---------- Entries supplied

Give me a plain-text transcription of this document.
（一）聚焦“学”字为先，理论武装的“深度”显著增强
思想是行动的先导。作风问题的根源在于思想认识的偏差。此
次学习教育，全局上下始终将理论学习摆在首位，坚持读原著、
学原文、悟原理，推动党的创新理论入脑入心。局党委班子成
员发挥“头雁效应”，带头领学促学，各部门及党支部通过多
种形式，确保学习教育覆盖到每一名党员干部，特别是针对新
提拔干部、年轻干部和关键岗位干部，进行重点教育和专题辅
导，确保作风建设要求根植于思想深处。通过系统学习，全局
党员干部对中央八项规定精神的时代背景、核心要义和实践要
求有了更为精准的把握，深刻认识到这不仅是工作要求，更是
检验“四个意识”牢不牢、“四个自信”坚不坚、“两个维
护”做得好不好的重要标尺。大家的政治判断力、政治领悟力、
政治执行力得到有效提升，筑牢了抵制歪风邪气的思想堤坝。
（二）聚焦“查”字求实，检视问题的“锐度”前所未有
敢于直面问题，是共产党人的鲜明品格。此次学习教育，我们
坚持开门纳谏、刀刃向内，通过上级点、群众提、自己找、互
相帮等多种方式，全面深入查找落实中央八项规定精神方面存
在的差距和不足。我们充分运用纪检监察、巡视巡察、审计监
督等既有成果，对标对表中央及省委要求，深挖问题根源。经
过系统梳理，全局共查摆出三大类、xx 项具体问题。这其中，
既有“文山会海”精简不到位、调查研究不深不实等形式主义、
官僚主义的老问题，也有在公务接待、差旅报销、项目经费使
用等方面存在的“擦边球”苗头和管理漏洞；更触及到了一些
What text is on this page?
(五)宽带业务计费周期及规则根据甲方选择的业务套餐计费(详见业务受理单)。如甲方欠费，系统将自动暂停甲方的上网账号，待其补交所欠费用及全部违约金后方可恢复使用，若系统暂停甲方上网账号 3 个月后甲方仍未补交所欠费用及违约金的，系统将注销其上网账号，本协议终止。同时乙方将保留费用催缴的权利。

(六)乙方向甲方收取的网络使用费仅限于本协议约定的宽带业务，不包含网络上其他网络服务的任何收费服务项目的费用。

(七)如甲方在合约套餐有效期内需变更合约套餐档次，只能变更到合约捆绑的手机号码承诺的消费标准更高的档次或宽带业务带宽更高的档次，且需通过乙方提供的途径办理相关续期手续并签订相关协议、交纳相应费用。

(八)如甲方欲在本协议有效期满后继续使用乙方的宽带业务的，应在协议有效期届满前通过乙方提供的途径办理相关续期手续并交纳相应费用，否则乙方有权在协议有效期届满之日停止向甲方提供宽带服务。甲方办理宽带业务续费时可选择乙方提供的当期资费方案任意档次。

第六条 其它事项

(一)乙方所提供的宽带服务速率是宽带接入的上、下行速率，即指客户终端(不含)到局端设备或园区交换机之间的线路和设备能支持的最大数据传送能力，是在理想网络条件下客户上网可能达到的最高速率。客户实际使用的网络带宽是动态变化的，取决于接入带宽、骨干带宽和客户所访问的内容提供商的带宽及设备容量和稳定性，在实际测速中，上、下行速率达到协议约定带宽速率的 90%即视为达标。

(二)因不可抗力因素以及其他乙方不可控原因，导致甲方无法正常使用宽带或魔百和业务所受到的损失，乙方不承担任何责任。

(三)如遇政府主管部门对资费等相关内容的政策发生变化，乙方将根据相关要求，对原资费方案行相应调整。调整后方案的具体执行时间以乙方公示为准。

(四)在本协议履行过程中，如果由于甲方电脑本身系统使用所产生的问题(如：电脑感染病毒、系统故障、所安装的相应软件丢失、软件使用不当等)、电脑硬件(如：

--------------------

Extract the full listing above without altering anything.

- _Answer to this task_:
Give me a plain-text transcription of this document.
（一）聚焦“学”字为先，理论武装的“深度”显著增强
思想是行动的先导。作风问题的根源在于思想认识的偏差。此
次学习教育，全局上下始终将理论学习摆在首位，坚持读原著、
学原文、悟原理，推动党的创新理论入脑入心。局党委班子成
员发挥“头雁效应”，带头领学促学，各部门及党支部通过多
种形式，确保学习教育覆盖到每一名党员干部，特别是针对新
提拔干部、年轻干部和关键岗位干部，进行重点教育和专题辅
导，确保作风建设要求根植于思想深处。通过系统学习，全局
党员干部对中央八项规定精神的时代背景、核心要义和实践要
求有了更为精准的把握，深刻认识到这不仅是工作要求，更是
检验“四个意识”牢不牢、“四个自信”坚不坚、“两个维
护”做得好不好的重要标尺。大家的政治判断力、政治领悟力、
政治执行力得到有效提升，筑牢了抵制歪风邪气的思想堤坝。
（二）聚焦“查”字求实，检视问题的“锐度”前所未有
敢于直面问题，是共产党人的鲜明品格。此次学习教育，我们
坚持开门纳谏、刀刃向内，通过上级点、群众提、自己找、互
相帮等多种方式，全面深入查找落实中央八项规定精神方面存
在的差距和不足。我们充分运用纪检监察、巡视巡察、审计监
督等既有成果，对标对表中央及省委要求，深挖问题根源。经
过系统梳理，全局共查摆出三大类、xx 项具体问题。这其中，
既有“文山会海”精简不到位、调查研究不深不实等形式主义、
官僚主义的老问题，也有在公务接待、差旅报销、项目经费使
用等方面存在的“擦边球”苗头和管理漏洞；更触及到了一些
What text is on this page?
(五)宽带业务计费周期及规则根据甲方选择的业务套餐计费(详见业务受理单)。如甲方欠费，系统将自动暂停甲方的上网账号，待其补交所欠费用及全部违约金后方可恢复使用，若系统暂停甲方上网账号 3 个月后甲方仍未补交所欠费用及违约金的，系统将注销其上网账号，本协议终止。同时乙方将保留费用催缴的权利。

(六)乙方向甲方收取的网络使用费仅限于本协议约定的宽带业务，不包含网络上其他网络服务的任何收费服务项目的费用。

(七)如甲方在合约套餐有效期内需变更合约套餐档次，只能变更到合约捆绑的手机号码承诺的消费标准更高的档次或宽带业务带宽更高的档次，且需通过乙方提供的途径办理相关续期手续并签订相关协议、交纳相应费用。

(八)如甲方欲在本协议有效期满后继续使用乙方的宽带业务的，应在协议有效期届满前通过乙方提供的途径办理相关续期手续并交纳相应费用，否则乙方有权在协议有效期届满之日停止向甲方提供宽带服务。甲方办理宽带业务续费时可选择乙方提供的当期资费方案任意档次。

第六条 其它事项

(一)乙方所提供的宽带服务速率是宽带接入的上、下行速率，即指客户终端(不含)到局端设备或园区交换机之间的线路和设备能支持的最大数据传送能力，是在理想网络条件下客户上网可能达到的最高速率。客户实际使用的网络带宽是动态变化的，取决于接入带宽、骨干带宽和客户所访问的内容提供商的带宽及设备容量和稳定性，在实际测速中，上、下行速率达到协议约定带宽速率的 90%即视为达标。

(二)因不可抗力因素以及其他乙方不可控原因，导致甲方无法正常使用宽带或魔百和业务所受到的损失，乙方不承担任何责任。

(三)如遇政府主管部门对资费等相关内容的政策发生变化，乙方将根据相关要求，对原资费方案行相应调整。调整后方案的具体执行时间以乙方公示为准。

(四)在本协议履行过程中，如果由于甲方电脑本身系统使用所产生的问题(如：电脑感染病毒、系统故障、所安装的相应软件丢失、软件使用不当等)、电脑硬件(如：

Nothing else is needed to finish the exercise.